-- start of LISTED RECORDS --
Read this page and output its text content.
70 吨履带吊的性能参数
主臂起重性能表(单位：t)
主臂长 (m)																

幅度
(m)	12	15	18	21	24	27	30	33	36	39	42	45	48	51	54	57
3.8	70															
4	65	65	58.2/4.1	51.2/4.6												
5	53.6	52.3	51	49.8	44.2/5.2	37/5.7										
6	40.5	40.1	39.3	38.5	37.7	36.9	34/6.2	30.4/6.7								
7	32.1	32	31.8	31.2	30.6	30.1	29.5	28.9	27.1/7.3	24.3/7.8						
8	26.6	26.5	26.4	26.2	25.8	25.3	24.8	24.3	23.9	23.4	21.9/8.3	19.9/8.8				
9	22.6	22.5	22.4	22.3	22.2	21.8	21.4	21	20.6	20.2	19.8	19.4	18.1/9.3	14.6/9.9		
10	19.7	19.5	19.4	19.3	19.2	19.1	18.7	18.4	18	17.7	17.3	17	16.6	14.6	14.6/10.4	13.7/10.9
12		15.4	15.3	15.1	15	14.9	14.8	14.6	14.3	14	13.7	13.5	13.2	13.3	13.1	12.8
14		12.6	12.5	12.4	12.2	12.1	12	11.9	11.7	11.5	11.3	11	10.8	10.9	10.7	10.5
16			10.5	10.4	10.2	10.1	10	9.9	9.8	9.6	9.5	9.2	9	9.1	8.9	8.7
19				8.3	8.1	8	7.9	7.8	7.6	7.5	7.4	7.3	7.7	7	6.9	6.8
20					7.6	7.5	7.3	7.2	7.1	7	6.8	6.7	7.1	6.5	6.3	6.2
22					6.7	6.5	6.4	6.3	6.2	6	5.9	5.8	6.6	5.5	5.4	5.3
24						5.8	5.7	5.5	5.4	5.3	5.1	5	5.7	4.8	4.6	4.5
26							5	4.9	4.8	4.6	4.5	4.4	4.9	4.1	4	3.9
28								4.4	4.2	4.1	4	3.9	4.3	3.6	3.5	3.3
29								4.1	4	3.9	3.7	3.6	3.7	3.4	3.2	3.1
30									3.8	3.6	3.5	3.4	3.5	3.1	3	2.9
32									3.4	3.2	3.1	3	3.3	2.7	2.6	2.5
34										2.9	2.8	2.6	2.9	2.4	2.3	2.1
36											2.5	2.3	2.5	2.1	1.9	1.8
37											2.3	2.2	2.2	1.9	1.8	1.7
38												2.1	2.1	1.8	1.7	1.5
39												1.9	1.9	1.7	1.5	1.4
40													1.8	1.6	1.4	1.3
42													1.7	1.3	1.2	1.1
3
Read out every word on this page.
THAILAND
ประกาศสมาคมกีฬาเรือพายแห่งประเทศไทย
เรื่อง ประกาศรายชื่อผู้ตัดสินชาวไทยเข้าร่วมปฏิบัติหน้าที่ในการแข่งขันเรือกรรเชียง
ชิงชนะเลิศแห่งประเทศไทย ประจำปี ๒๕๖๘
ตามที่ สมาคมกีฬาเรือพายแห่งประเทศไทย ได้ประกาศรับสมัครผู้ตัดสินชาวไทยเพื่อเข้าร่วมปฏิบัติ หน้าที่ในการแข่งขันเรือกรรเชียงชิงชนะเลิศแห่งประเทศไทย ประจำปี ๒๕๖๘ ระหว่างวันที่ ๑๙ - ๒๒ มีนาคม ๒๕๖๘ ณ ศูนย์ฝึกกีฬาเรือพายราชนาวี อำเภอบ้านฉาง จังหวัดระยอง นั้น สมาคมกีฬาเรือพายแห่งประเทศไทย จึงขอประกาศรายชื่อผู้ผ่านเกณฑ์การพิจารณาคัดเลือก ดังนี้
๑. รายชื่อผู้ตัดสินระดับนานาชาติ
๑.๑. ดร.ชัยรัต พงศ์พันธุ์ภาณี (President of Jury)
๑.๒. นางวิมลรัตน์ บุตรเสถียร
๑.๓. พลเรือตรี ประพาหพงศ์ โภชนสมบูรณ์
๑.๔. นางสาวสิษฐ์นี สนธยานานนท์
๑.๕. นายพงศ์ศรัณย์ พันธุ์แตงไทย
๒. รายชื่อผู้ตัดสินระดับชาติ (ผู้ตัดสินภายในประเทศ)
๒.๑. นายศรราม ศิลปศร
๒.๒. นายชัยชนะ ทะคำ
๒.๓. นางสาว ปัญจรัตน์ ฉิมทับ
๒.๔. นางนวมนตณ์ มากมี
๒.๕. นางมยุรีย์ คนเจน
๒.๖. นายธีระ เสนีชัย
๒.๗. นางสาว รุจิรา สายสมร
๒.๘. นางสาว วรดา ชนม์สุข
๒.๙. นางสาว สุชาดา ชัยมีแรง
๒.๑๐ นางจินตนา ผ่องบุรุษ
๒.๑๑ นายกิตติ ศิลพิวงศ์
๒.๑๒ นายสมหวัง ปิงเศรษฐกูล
-- end of LISTED RECORDS --
[TO DO] Write out the lines above, starting at the line that contains "Read out every word on this page." and ending with the final line, and nothing else; copy them exactly.

[WRITTEN SOLUTION]
Read out every word on this page.
THAILAND
ประกาศสมาคมกีฬาเรือพายแห่งประเทศไทย
เรื่อง ประกาศรายชื่อผู้ตัดสินชาวไทยเข้าร่วมปฏิบัติหน้าที่ในการแข่งขันเรือกรรเชียง
ชิงชนะเลิศแห่งประเทศไทย ประจำปี ๒๕๖๘
ตามที่ สมาคมกีฬาเรือพายแห่งประเทศไทย ได้ประกาศรับสมัครผู้ตัดสินชาวไทยเพื่อเข้าร่วมปฏิบัติ หน้าที่ในการแข่งขันเรือกรรเชียงชิงชนะเลิศแห่งประเทศไทย ประจำปี ๒๕๖๘ ระหว่างวันที่ ๑๙ - ๒๒ มีนาคม ๒๕๖๘ ณ ศูนย์ฝึกกีฬาเรือพายราชนาวี อำเภอบ้านฉาง จังหวัดระยอง นั้น สมาคมกีฬาเรือพายแห่งประเทศไทย จึงขอประกาศรายชื่อผู้ผ่านเกณฑ์การพิจารณาคัดเลือก ดังนี้
๑. รายชื่อผู้ตัดสินระดับนานาชาติ
๑.๑. ดร.ชัยรัต พงศ์พันธุ์ภาณี (President of Jury)
๑.๒. นางวิมลรัตน์ บุตรเสถียร
๑.๓. พลเรือตรี ประพาหพงศ์ โภชนสมบูรณ์
๑.๔. นางสาวสิษฐ์นี สนธยานานนท์
๑.๕. นายพงศ์ศรัณย์ พันธุ์แตงไทย
๒. รายชื่อผู้ตัดสินระดับชาติ (ผู้ตัดสินภายในประเทศ)
๒.๑. นายศรราม ศิลปศร
๒.๒. นายชัยชนะ ทะคำ
๒.๓. นางสาว ปัญจรัตน์ ฉิมทับ
๒.๔. นางนวมนตณ์ มากมี
๒.๕. นางมยุรีย์ คนเจน
๒.๖. นายธีระ เสนีชัย
๒.๗. นางสาว รุจิรา สายสมร
๒.๘. นางสาว วรดา ชนม์สุข
๒.๙. นางสาว สุชาดา ชัยมีแรง
๒.๑๐ นางจินตนา ผ่องบุรุษ
๒.๑๑ นายกิตติ ศิลพิวงศ์
๒.๑๒ นายสมหวัง ปิงเศรษฐกูล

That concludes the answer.